→ **Exercise brief**: Output the records exactly. Include every line.
▶
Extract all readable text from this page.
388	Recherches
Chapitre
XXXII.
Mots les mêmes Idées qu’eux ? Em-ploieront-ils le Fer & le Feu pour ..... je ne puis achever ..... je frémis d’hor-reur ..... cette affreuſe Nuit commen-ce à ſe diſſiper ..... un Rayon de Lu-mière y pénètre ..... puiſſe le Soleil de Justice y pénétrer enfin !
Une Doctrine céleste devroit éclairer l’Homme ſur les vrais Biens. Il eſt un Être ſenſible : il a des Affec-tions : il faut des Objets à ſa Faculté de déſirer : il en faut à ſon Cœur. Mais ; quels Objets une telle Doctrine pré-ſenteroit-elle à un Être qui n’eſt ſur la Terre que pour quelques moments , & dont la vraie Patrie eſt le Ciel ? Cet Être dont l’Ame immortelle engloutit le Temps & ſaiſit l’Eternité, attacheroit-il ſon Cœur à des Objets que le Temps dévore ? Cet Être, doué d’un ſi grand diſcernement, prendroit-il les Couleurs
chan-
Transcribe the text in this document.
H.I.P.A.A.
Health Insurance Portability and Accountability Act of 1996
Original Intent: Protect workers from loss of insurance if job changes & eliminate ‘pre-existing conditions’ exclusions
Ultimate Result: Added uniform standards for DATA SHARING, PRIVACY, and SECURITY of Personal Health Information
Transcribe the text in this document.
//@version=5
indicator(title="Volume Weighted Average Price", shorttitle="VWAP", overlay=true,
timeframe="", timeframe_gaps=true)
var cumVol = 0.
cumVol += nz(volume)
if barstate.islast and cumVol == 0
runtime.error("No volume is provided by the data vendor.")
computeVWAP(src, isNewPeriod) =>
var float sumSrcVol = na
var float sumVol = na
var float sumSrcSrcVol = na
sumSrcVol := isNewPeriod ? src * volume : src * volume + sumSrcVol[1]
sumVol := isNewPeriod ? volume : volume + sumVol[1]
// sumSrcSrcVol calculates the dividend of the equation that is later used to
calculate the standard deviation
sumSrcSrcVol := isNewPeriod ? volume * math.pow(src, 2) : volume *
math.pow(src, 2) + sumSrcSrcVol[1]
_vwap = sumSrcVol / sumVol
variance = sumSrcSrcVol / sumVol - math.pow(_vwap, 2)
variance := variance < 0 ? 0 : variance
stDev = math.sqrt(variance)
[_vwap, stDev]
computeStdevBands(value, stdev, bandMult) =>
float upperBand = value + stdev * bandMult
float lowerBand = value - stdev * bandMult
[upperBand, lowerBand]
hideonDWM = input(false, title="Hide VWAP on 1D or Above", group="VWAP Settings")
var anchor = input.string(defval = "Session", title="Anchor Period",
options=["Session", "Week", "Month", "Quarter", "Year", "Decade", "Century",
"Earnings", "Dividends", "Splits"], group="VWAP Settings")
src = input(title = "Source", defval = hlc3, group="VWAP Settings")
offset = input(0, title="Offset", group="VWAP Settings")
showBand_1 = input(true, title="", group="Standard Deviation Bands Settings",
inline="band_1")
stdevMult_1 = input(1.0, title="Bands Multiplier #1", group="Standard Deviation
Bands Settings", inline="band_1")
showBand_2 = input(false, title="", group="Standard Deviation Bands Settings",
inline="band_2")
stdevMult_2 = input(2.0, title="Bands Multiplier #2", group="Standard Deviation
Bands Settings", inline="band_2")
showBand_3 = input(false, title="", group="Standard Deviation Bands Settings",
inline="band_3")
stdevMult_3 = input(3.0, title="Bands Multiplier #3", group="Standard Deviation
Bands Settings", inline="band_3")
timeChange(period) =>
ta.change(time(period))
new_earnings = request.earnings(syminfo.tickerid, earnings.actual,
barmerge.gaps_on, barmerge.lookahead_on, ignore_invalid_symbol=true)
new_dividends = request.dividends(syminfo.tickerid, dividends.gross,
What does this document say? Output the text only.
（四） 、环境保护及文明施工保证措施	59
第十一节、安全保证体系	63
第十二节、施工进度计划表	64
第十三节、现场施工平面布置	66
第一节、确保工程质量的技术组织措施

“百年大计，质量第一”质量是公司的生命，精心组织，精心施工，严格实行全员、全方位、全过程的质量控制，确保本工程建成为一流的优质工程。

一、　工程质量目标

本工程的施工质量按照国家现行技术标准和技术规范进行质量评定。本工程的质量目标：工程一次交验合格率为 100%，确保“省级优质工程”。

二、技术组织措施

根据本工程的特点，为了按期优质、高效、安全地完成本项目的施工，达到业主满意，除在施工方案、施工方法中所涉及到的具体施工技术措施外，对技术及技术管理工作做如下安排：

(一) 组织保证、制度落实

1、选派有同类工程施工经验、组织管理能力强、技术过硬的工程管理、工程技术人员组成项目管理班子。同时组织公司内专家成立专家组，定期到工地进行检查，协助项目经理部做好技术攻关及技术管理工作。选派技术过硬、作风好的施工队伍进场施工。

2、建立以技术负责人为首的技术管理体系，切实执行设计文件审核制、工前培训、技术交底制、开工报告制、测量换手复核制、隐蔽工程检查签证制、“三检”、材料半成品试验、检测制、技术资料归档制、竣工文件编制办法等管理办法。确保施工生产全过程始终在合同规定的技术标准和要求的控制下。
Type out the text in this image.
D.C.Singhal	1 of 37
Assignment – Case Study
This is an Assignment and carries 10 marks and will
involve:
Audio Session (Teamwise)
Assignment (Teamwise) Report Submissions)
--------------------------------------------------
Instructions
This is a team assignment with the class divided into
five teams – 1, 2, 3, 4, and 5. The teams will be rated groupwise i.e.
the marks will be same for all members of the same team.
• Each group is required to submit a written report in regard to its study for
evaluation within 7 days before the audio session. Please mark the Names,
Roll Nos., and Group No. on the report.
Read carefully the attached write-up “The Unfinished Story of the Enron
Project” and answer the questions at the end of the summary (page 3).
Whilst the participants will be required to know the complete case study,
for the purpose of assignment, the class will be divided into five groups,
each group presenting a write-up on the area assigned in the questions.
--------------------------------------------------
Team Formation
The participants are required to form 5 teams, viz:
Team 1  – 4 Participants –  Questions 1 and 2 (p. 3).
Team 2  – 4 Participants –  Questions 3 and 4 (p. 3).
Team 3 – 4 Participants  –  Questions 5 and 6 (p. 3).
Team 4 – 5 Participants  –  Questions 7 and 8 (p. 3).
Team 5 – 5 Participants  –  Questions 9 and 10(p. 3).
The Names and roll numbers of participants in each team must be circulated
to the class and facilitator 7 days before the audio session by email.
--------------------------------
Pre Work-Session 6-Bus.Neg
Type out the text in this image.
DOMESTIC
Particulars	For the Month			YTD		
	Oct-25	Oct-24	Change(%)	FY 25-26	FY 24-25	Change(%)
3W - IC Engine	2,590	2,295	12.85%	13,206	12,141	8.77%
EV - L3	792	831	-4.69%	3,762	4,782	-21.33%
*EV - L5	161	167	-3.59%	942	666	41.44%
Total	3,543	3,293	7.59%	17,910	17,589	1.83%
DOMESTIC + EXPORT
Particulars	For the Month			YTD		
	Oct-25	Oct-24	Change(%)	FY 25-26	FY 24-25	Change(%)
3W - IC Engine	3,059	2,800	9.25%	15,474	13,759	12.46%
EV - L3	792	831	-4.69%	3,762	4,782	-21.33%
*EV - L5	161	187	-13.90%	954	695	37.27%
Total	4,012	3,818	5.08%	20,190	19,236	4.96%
◀
→ **Solution**:
Extract all readable text from this page.
388	Recherches
Chapitre
XXXII.
Mots les mêmes Idées qu’eux ? Em-ploieront-ils le Fer & le Feu pour ..... je ne puis achever ..... je frémis d’hor-reur ..... cette affreuſe Nuit commen-ce à ſe diſſiper ..... un Rayon de Lu-mière y pénètre ..... puiſſe le Soleil de Justice y pénétrer enfin !
Une Doctrine céleste devroit éclairer l’Homme ſur les vrais Biens. Il eſt un Être ſenſible : il a des Affec-tions : il faut des Objets à ſa Faculté de déſirer : il en faut à ſon Cœur. Mais ; quels Objets une telle Doctrine pré-ſenteroit-elle à un Être qui n’eſt ſur la Terre que pour quelques moments , & dont la vraie Patrie eſt le Ciel ? Cet Être dont l’Ame immortelle engloutit le Temps & ſaiſit l’Eternité, attacheroit-il ſon Cœur à des Objets que le Temps dévore ? Cet Être, doué d’un ſi grand diſcernement, prendroit-il les Couleurs
chan-
Transcribe the text in this document.
H.I.P.A.A.
Health Insurance Portability and Accountability Act of 1996
Original Intent: Protect workers from loss of insurance if job changes & eliminate ‘pre-existing conditions’ exclusions
Ultimate Result: Added uniform standards for DATA SHARING, PRIVACY, and SECURITY of Personal Health Information
Transcribe the text in this document.
//@version=5
indicator(title="Volume Weighted Average Price", shorttitle="VWAP", overlay=true,
timeframe="", timeframe_gaps=true)
var cumVol = 0.
cumVol += nz(volume)
if barstate.islast and cumVol == 0
runtime.error("No volume is provided by the data vendor.")
computeVWAP(src, isNewPeriod) =>
var float sumSrcVol = na
var float sumVol = na
var float sumSrcSrcVol = na
sumSrcVol := isNewPeriod ? src * volume : src * volume + sumSrcVol[1]
sumVol := isNewPeriod ? volume : volume + sumVol[1]
// sumSrcSrcVol calculates the dividend of the equation that is later used to
calculate the standard deviation
sumSrcSrcVol := isNewPeriod ? volume * math.pow(src, 2) : volume *
math.pow(src, 2) + sumSrcSrcVol[1]
_vwap = sumSrcVol / sumVol
variance = sumSrcSrcVol / sumVol - math.pow(_vwap, 2)
variance := variance < 0 ? 0 : variance
stDev = math.sqrt(variance)
[_vwap, stDev]
computeStdevBands(value, stdev, bandMult) =>
float upperBand = value + stdev * bandMult
float lowerBand = value - stdev * bandMult
[upperBand, lowerBand]
hideonDWM = input(false, title="Hide VWAP on 1D or Above", group="VWAP Settings")
var anchor = input.string(defval = "Session", title="Anchor Period",
options=["Session", "Week", "Month", "Quarter", "Year", "Decade", "Century",
"Earnings", "Dividends", "Splits"], group="VWAP Settings")
src = input(title = "Source", defval = hlc3, group="VWAP Settings")
offset = input(0, title="Offset", group="VWAP Settings")
showBand_1 = input(true, title="", group="Standard Deviation Bands Settings",
inline="band_1")
stdevMult_1 = input(1.0, title="Bands Multiplier #1", group="Standard Deviation
Bands Settings", inline="band_1")
showBand_2 = input(false, title="", group="Standard Deviation Bands Settings",
inline="band_2")
stdevMult_2 = input(2.0, title="Bands Multiplier #2", group="Standard Deviation
Bands Settings", inline="band_2")
showBand_3 = input(false, title="", group="Standard Deviation Bands Settings",
inline="band_3")
stdevMult_3 = input(3.0, title="Bands Multiplier #3", group="Standard Deviation
Bands Settings", inline="band_3")
timeChange(period) =>
ta.change(time(period))
new_earnings = request.earnings(syminfo.tickerid, earnings.actual,
barmerge.gaps_on, barmerge.lookahead_on, ignore_invalid_symbol=true)
new_dividends = request.dividends(syminfo.tickerid, dividends.gross,
What does this document say? Output the text only.
（四） 、环境保护及文明施工保证措施	59
第十一节、安全保证体系	63
第十二节、施工进度计划表	64
第十三节、现场施工平面布置	66
第一节、确保工程质量的技术组织措施

“百年大计，质量第一”质量是公司的生命，精心组织，精心施工，严格实行全员、全方位、全过程的质量控制，确保本工程建成为一流的优质工程。

一、　工程质量目标

本工程的施工质量按照国家现行技术标准和技术规范进行质量评定。本工程的质量目标：工程一次交验合格率为 100%，确保“省级优质工程”。

二、技术组织措施

根据本工程的特点，为了按期优质、高效、安全地完成本项目的施工，达到业主满意，除在施工方案、施工方法中所涉及到的具体施工技术措施外，对技术及技术管理工作做如下安排：

(一) 组织保证、制度落实

1、选派有同类工程施工经验、组织管理能力强、技术过硬的工程管理、工程技术人员组成项目管理班子。同时组织公司内专家成立专家组，定期到工地进行检查，协助项目经理部做好技术攻关及技术管理工作。选派技术过硬、作风好的施工队伍进场施工。

2、建立以技术负责人为首的技术管理体系，切实执行设计文件审核制、工前培训、技术交底制、开工报告制、测量换手复核制、隐蔽工程检查签证制、“三检”、材料半成品试验、检测制、技术资料归档制、竣工文件编制办法等管理办法。确保施工生产全过程始终在合同规定的技术标准和要求的控制下。
Type out the text in this image.
D.C.Singhal	1 of 37
Assignment – Case Study
This is an Assignment and carries 10 marks and will
involve:
Audio Session (Teamwise)
Assignment (Teamwise) Report Submissions)
--------------------------------------------------
Instructions
This is a team assignment with the class divided into
five teams – 1, 2, 3, 4, and 5. The teams will be rated groupwise i.e.
the marks will be same for all members of the same team.
• Each group is required to submit a written report in regard to its study for
evaluation within 7 days before the audio session. Please mark the Names,
Roll Nos., and Group No. on the report.
Read carefully the attached write-up “The Unfinished Story of the Enron
Project” and answer the questions at the end of the summary (page 3).
Whilst the participants will be required to know the complete case study,
for the purpose of assignment, the class will be divided into five groups,
each group presenting a write-up on the area assigned in the questions.
--------------------------------------------------
Team Formation
The participants are required to form 5 teams, viz:
Team 1  – 4 Participants –  Questions 1 and 2 (p. 3).
Team 2  – 4 Participants –  Questions 3 and 4 (p. 3).
Team 3 – 4 Participants  –  Questions 5 and 6 (p. 3).
Team 4 – 5 Participants  –  Questions 7 and 8 (p. 3).
Team 5 – 5 Participants  –  Questions 9 and 10(p. 3).
The Names and roll numbers of participants in each team must be circulated
to the class and facilitator 7 days before the audio session by email.
--------------------------------
Pre Work-Session 6-Bus.Neg
Type out the text in this image.
DOMESTIC
Particulars	For the Month			YTD		
	Oct-25	Oct-24	Change(%)	FY 25-26	FY 24-25	Change(%)
3W - IC Engine	2,590	2,295	12.85%	13,206	12,141	8.77%
EV - L3	792	831	-4.69%	3,762	4,782	-21.33%
*EV - L5	161	167	-3.59%	942	666	41.44%
Total	3,543	3,293	7.59%	17,910	17,589	1.83%
DOMESTIC + EXPORT
Particulars	For the Month			YTD		
	Oct-25	Oct-24	Change(%)	FY 25-26	FY 24-25	Change(%)
3W - IC Engine	3,059	2,800	9.25%	15,474	13,759	12.46%
EV - L3	792	831	-4.69%	3,762	4,782	-21.33%
*EV - L5	161	187	-13.90%	954	695	37.27%
Total	4,012	3,818	5.08%	20,190	19,236	4.96%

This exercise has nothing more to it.